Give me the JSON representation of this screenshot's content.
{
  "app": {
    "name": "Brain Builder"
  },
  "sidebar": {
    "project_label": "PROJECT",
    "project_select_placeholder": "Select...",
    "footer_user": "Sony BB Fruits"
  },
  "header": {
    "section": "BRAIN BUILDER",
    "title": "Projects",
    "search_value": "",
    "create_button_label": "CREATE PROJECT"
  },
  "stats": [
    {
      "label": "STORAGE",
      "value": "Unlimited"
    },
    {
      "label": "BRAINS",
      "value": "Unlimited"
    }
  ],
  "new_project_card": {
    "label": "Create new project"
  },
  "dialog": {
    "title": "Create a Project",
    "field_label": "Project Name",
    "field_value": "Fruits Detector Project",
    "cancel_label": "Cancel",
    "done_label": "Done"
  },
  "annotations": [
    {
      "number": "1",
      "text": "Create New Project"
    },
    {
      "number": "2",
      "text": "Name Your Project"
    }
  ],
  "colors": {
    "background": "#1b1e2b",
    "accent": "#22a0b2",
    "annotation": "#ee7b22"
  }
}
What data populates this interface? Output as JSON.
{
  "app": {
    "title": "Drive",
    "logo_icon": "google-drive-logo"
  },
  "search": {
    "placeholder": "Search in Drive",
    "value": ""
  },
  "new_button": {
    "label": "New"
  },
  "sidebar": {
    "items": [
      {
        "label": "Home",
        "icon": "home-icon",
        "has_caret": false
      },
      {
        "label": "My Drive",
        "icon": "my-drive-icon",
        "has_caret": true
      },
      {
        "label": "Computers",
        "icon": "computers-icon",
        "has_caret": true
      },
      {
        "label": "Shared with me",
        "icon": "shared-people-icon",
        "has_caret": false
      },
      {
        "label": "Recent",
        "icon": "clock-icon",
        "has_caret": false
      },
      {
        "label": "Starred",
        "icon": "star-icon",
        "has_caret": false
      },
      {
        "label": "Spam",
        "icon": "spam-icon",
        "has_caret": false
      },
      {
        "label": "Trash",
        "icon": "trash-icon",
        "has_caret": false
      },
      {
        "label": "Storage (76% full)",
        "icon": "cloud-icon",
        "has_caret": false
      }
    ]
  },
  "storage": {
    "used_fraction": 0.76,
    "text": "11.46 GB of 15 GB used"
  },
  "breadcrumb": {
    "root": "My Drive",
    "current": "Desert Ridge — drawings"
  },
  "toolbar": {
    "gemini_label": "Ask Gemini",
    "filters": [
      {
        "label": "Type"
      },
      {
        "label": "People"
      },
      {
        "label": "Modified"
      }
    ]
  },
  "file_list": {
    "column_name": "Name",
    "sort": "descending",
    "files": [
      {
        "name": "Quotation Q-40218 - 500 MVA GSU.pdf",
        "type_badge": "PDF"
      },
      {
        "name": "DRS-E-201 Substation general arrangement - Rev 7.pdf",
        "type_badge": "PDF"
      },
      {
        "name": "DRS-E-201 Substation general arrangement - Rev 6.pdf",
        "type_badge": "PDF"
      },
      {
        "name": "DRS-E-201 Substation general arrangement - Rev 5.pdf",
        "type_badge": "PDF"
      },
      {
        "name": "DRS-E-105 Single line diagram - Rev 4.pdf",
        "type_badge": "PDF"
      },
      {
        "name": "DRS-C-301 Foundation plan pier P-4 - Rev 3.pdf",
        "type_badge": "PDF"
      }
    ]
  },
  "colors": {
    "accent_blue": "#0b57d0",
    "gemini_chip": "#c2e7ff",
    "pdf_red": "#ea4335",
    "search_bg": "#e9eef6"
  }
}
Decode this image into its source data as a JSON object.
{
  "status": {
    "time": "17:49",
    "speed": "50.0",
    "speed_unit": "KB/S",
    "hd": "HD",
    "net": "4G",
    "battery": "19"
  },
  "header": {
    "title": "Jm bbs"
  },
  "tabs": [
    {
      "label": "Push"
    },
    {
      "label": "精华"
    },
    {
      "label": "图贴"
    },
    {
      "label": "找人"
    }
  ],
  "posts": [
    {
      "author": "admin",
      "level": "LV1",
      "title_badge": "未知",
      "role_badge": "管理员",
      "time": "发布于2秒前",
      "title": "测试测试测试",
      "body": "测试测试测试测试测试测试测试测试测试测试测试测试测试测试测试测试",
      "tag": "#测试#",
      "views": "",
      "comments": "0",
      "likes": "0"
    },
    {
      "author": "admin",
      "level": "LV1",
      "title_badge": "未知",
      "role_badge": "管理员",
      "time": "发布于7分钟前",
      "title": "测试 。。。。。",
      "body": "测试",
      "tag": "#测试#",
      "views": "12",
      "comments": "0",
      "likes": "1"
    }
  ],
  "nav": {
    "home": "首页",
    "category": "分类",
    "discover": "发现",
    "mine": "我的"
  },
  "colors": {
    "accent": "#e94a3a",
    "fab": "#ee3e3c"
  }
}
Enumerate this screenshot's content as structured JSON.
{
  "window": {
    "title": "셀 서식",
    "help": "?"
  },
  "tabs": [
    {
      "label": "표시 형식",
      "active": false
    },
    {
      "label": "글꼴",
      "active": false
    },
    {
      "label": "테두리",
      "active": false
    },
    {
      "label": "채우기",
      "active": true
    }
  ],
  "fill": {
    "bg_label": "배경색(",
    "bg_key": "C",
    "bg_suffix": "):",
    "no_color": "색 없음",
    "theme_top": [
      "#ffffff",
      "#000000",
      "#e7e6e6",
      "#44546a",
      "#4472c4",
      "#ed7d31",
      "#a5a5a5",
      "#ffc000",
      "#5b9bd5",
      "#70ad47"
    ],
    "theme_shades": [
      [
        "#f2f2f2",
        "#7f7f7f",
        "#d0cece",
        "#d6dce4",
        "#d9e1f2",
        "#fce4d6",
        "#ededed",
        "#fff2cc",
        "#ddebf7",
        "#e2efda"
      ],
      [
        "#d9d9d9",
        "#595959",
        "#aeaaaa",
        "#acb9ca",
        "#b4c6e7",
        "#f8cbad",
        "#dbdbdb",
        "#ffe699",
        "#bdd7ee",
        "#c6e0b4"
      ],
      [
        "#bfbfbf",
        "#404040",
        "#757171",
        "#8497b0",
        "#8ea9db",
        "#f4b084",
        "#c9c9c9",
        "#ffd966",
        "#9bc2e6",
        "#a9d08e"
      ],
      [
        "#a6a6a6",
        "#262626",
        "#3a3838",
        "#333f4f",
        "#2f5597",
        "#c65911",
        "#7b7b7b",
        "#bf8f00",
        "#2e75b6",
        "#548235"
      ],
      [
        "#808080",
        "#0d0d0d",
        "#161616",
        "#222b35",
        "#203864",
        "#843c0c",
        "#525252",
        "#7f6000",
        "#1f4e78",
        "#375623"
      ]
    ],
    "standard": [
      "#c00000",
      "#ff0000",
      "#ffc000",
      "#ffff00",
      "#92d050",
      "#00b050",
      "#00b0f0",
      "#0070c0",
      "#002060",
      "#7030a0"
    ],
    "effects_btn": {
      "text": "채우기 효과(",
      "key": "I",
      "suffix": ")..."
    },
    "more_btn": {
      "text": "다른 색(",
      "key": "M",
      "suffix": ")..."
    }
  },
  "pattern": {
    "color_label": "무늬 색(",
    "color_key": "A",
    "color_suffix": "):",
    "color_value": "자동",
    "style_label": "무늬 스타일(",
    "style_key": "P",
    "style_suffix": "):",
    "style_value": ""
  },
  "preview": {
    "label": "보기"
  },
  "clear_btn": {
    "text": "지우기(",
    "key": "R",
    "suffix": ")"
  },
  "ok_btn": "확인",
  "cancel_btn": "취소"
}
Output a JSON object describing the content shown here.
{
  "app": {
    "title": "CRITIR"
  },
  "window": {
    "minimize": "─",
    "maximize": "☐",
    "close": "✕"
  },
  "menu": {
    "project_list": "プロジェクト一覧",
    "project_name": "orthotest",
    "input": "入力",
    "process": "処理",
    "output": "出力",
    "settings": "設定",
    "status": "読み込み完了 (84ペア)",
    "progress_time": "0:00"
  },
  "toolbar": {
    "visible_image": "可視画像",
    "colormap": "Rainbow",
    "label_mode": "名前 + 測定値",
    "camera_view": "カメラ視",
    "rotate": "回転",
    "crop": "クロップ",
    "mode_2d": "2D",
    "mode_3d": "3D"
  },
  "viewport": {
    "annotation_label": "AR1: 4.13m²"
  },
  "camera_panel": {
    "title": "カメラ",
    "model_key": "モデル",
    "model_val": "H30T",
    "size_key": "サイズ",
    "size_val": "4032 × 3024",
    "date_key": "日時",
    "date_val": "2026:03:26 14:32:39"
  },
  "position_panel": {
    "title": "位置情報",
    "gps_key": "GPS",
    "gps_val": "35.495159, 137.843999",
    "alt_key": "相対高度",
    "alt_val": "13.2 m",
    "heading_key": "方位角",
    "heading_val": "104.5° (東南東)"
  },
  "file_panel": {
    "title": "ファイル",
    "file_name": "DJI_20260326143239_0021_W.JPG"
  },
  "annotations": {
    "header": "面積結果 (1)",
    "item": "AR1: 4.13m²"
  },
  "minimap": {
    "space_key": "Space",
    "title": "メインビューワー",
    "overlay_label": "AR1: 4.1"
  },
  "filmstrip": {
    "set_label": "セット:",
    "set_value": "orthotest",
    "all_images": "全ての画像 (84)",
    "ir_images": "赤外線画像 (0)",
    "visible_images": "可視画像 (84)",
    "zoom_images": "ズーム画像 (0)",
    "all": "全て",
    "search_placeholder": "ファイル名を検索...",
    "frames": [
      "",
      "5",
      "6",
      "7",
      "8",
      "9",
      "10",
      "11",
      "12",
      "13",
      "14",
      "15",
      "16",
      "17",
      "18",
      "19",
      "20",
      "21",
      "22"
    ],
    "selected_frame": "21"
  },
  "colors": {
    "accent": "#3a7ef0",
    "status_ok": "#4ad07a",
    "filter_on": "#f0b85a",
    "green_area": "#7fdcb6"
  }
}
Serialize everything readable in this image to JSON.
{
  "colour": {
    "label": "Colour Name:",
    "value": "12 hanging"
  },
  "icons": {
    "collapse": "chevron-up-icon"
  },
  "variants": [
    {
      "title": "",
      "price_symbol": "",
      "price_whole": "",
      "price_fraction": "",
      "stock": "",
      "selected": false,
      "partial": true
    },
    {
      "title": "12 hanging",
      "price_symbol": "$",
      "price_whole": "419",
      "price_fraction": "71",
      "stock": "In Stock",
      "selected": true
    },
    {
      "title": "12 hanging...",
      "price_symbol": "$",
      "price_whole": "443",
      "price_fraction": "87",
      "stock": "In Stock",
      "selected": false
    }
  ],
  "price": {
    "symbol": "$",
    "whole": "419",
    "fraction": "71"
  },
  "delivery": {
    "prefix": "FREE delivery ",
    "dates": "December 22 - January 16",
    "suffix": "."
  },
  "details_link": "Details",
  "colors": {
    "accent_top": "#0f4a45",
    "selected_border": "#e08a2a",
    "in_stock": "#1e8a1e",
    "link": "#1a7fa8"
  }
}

· · · · ·

### EXERCISE REQUIREMENTS
List each line in the listing that contains the string "true".

### SOLUTION BELOW
        "has_caret": true
        "has_caret": true
      "active": true
      "partial": true
      "selected": true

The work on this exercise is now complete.